Your goal: Return the listing word for word, as given.

[Stored entries]
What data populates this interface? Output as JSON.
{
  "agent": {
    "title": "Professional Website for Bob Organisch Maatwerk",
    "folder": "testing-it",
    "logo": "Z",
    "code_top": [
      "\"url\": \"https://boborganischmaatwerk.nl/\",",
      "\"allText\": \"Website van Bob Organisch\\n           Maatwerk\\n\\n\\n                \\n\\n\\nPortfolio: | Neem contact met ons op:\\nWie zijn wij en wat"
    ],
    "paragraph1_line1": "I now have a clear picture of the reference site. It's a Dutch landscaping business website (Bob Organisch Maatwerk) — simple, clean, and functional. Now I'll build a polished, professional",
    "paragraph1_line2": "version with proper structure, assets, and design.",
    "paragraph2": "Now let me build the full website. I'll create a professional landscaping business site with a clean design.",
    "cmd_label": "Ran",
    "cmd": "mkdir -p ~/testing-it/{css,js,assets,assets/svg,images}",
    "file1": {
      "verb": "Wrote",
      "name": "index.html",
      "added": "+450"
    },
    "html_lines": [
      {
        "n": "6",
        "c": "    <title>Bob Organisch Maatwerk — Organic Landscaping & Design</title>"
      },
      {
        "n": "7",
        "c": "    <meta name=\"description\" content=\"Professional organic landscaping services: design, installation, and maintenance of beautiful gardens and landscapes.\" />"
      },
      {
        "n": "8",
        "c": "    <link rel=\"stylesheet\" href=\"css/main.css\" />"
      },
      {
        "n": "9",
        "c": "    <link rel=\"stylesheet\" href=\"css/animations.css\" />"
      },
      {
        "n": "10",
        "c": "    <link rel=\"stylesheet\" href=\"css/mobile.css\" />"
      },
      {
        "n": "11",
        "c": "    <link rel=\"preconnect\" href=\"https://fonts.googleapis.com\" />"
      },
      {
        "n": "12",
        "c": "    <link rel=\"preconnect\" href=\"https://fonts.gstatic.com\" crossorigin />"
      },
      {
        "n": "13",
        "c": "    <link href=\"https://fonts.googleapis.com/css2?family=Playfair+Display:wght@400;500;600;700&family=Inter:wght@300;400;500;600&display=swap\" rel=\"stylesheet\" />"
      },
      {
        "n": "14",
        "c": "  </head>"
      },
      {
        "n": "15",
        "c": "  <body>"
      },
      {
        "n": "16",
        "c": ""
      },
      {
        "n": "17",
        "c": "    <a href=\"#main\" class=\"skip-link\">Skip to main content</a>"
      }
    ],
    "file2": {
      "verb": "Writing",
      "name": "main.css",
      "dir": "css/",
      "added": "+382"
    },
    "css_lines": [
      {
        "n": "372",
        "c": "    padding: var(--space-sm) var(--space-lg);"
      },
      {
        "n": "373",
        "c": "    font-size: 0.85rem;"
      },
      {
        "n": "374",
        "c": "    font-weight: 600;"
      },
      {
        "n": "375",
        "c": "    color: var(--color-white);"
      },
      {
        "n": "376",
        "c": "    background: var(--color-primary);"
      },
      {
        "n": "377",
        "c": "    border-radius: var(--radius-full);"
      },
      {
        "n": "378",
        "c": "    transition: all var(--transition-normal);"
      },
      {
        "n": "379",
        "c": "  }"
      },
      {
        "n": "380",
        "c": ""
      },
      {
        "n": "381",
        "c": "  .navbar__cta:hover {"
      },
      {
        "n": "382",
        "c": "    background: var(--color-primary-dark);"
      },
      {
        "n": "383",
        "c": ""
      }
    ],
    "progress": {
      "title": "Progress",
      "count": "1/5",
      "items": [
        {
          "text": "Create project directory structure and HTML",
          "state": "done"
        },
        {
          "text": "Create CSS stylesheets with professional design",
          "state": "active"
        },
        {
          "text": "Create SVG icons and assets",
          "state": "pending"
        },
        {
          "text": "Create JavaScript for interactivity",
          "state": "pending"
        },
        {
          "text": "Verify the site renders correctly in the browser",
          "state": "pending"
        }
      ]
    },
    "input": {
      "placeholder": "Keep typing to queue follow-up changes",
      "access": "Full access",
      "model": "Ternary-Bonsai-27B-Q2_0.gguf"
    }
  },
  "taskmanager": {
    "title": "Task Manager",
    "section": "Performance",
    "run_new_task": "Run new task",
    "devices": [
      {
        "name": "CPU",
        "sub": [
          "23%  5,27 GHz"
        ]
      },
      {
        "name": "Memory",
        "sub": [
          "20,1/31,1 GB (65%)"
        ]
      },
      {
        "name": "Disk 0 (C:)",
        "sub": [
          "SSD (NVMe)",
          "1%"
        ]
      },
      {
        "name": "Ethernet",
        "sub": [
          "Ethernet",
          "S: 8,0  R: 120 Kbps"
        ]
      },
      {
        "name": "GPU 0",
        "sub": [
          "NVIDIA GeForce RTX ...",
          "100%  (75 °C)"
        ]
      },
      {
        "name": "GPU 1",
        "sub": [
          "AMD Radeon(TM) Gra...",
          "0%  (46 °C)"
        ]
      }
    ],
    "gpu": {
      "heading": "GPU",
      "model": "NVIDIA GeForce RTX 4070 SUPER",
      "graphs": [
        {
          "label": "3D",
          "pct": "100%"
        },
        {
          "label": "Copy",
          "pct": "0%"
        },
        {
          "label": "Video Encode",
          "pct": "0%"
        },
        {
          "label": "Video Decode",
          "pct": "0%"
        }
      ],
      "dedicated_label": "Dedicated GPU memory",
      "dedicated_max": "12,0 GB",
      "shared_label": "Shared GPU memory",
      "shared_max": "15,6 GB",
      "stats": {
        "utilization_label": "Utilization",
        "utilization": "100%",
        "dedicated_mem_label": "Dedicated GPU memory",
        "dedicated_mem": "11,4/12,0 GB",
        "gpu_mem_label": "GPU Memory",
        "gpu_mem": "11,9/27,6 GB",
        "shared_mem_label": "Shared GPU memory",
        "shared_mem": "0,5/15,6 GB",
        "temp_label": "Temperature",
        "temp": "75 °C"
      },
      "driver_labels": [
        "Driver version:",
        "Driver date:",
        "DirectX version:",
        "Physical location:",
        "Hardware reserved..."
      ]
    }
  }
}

Output:
What data populates this interface? Output as JSON.
{
  "agent": {
    "title": "Professional Website for Bob Organisch Maatwerk",
    "folder": "testing-it",
    "logo": "Z",
    "code_top": [
      "\"url\": \"https://boborganischmaatwerk.nl/\",",
      "\"allText\": \"Website van Bob Organisch\\n           Maatwerk\\n\\n\\n                \\n\\n\\nPortfolio: | Neem contact met ons op:\\nWie zijn wij en wat"
    ],
    "paragraph1_line1": "I now have a clear picture of the reference site. It's a Dutch landscaping business website (Bob Organisch Maatwerk) — simple, clean, and functional. Now I'll build a polished, professional",
    "paragraph1_line2": "version with proper structure, assets, and design.",
    "paragraph2": "Now let me build the full website. I'll create a professional landscaping business site with a clean design.",
    "cmd_label": "Ran",
    "cmd": "mkdir -p ~/testing-it/{css,js,assets,assets/svg,images}",
    "file1": {
      "verb": "Wrote",
      "name": "index.html",
      "added": "+450"
    },
    "html_lines": [
      {
        "n": "6",
        "c": "    <title>Bob Organisch Maatwerk — Organic Landscaping & Design</title>"
      },
      {
        "n": "7",
        "c": "    <meta name=\"description\" content=\"Professional organic landscaping services: design, installation, and maintenance of beautiful gardens and landscapes.\" />"
      },
      {
        "n": "8",
        "c": "    <link rel=\"stylesheet\" href=\"css/main.css\" />"
      },
      {
        "n": "9",
        "c": "    <link rel=\"stylesheet\" href=\"css/animations.css\" />"
      },
      {
        "n": "10",
        "c": "    <link rel=\"stylesheet\" href=\"css/mobile.css\" />"
      },
      {
        "n": "11",
        "c": "    <link rel=\"preconnect\" href=\"https://fonts.googleapis.com\" />"
      },
      {
        "n": "12",
        "c": "    <link rel=\"preconnect\" href=\"https://fonts.gstatic.com\" crossorigin />"
      },
      {
        "n": "13",
        "c": "    <link href=\"https://fonts.googleapis.com/css2?family=Playfair+Display:wght@400;500;600;700&family=Inter:wght@300;400;500;600&display=swap\" rel=\"stylesheet\" />"
      },
      {
        "n": "14",
        "c": "  </head>"
      },
      {
        "n": "15",
        "c": "  <body>"
      },
      {
        "n": "16",
        "c": ""
      },
      {
        "n": "17",
        "c": "    <a href=\"#main\" class=\"skip-link\">Skip to main content</a>"
      }
    ],
    "file2": {
      "verb": "Writing",
      "name": "main.css",
      "dir": "css/",
      "added": "+382"
    },
    "css_lines": [
      {
        "n": "372",
        "c": "    padding: var(--space-sm) var(--space-lg);"
      },
      {
        "n": "373",
        "c": "    font-size: 0.85rem;"
      },
      {
        "n": "374",
        "c": "    font-weight: 600;"
      },
      {
        "n": "375",
        "c": "    color: var(--color-white);"
      },
      {
        "n": "376",
        "c": "    background: var(--color-primary);"
      },
      {
        "n": "377",
        "c": "    border-radius: var(--radius-full);"
      },
      {
        "n": "378",
        "c": "    transition: all var(--transition-normal);"
      },
      {
        "n": "379",
        "c": "  }"
      },
      {
        "n": "380",
        "c": ""
      },
      {
        "n": "381",
        "c": "  .navbar__cta:hover {"
      },
      {
        "n": "382",
        "c": "    background: var(--color-primary-dark);"
      },
      {
        "n": "383",
        "c": ""
      }
    ],
    "progress": {
      "title": "Progress",
      "count": "1/5",
      "items": [
        {
          "text": "Create project directory structure and HTML",
          "state": "done"
        },
        {
          "text": "Create CSS stylesheets with professional design",
          "state": "active"
        },
        {
          "text": "Create SVG icons and assets",
          "state": "pending"
        },
        {
          "text": "Create JavaScript for interactivity",
          "state": "pending"
        },
        {
          "text": "Verify the site renders correctly in the browser",
          "state": "pending"
        }
      ]
    },
    "input": {
      "placeholder": "Keep typing to queue follow-up changes",
      "access": "Full access",
      "model": "Ternary-Bonsai-27B-Q2_0.gguf"
    }
  },
  "taskmanager": {
    "title": "Task Manager",
    "section": "Performance",
    "run_new_task": "Run new task",
    "devices": [
      {
        "name": "CPU",
        "sub": [
          "23%  5,27 GHz"
        ]
      },
      {
        "name": "Memory",
        "sub": [
          "20,1/31,1 GB (65%)"
        ]
      },
      {
        "name": "Disk 0 (C:)",
        "sub": [
          "SSD (NVMe)",
          "1%"
        ]
      },
      {
        "name": "Ethernet",
        "sub": [
          "Ethernet",
          "S: 8,0  R: 120 Kbps"
        ]
      },
      {
        "name": "GPU 0",
        "sub": [
          "NVIDIA GeForce RTX ...",
          "100%  (75 °C)"
        ]
      },
      {
        "name": "GPU 1",
        "sub": [
          "AMD Radeon(TM) Gra...",
          "0%  (46 °C)"
        ]
      }
    ],
    "gpu": {
      "heading": "GPU",
      "model": "NVIDIA GeForce RTX 4070 SUPER",
      "graphs": [
        {
          "label": "3D",
          "pct": "100%"
        },
        {
          "label": "Copy",
          "pct": "0%"
        },
        {
          "label": "Video Encode",
          "pct": "0%"
        },
        {
          "label": "Video Decode",
          "pct": "0%"
        }
      ],
      "dedicated_label": "Dedicated GPU memory",
      "dedicated_max": "12,0 GB",
      "shared_label": "Shared GPU memory",
      "shared_max": "15,6 GB",
      "stats": {
        "utilization_label": "Utilization",
        "utilization": "100%",
        "dedicated_mem_label": "Dedicated GPU memory",
        "dedicated_mem": "11,4/12,0 GB",
        "gpu_mem_label": "GPU Memory",
        "gpu_mem": "11,9/27,6 GB",
        "shared_mem_label": "Shared GPU memory",
        "shared_mem": "0,5/15,6 GB",
        "temp_label": "Temperature",
        "temp": "75 °C"
      },
      "driver_labels": [
        "Driver version:",
        "Driver date:",
        "DirectX version:",
        "Physical location:",
        "Hardware reserved..."
      ]
    }
  }
}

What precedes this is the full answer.